Given problem:
All records below must be retyped exactly.

Source records:

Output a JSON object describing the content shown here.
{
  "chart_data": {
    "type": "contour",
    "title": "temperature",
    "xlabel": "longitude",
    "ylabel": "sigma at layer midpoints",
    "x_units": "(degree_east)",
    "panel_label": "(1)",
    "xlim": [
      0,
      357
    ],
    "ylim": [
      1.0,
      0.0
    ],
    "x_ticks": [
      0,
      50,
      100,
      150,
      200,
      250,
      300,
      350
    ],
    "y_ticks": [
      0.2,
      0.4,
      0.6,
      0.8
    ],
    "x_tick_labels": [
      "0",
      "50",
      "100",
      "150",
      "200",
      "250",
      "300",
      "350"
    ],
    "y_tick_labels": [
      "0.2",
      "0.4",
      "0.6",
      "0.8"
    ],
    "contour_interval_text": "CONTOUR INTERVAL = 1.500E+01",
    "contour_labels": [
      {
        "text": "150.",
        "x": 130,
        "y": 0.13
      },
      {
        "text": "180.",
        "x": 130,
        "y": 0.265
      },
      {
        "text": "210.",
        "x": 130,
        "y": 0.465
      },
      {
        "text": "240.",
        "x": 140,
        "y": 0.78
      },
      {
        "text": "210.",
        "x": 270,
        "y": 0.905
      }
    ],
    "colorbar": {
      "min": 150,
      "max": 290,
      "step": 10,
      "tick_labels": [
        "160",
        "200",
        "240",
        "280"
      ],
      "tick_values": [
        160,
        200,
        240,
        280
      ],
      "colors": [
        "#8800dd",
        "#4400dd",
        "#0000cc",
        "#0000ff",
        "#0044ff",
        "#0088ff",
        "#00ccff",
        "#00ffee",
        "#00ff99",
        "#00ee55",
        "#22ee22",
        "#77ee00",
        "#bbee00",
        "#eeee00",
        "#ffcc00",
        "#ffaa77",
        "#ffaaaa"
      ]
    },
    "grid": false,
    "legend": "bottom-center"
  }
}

Solution to this exercise:
Output a JSON object describing the content shown here.
{
  "chart_data": {
    "type": "contour",
    "title": "temperature",
    "xlabel": "longitude",
    "ylabel": "sigma at layer midpoints",
    "x_units": "(degree_east)",
    "panel_label": "(1)",
    "xlim": [
      0,
      357
    ],
    "ylim": [
      1.0,
      0.0
    ],
    "x_ticks": [
      0,
      50,
      100,
      150,
      200,
      250,
      300,
      350
    ],
    "y_ticks": [
      0.2,
      0.4,
      0.6,
      0.8
    ],
    "x_tick_labels": [
      "0",
      "50",
      "100",
      "150",
      "200",
      "250",
      "300",
      "350"
    ],
    "y_tick_labels": [
      "0.2",
      "0.4",
      "0.6",
      "0.8"
    ],
    "contour_interval_text": "CONTOUR INTERVAL = 1.500E+01",
    "contour_labels": [
      {
        "text": "150.",
        "x": 130,
        "y": 0.13
      },
      {
        "text": "180.",
        "x": 130,
        "y": 0.265
      },
      {
        "text": "210.",
        "x": 130,
        "y": 0.465
      },
      {
        "text": "240.",
        "x": 140,
        "y": 0.78
      },
      {
        "text": "210.",
        "x": 270,
        "y": 0.905
      }
    ],
    "colorbar": {
      "min": 150,
      "max": 290,
      "step": 10,
      "tick_labels": [
        "160",
        "200",
        "240",
        "280"
      ],
      "tick_values": [
        160,
        200,
        240,
        280
      ],
      "colors": [
        "#8800dd",
        "#4400dd",
        "#0000cc",
        "#0000ff",
        "#0044ff",
        "#0088ff",
        "#00ccff",
        "#00ffee",
        "#00ff99",
        "#00ee55",
        "#22ee22",
        "#77ee00",
        "#bbee00",
        "#eeee00",
        "#ffcc00",
        "#ffaa77",
        "#ffaaaa"
      ]
    },
    "grid": false,
    "legend": "bottom-center"
  }
}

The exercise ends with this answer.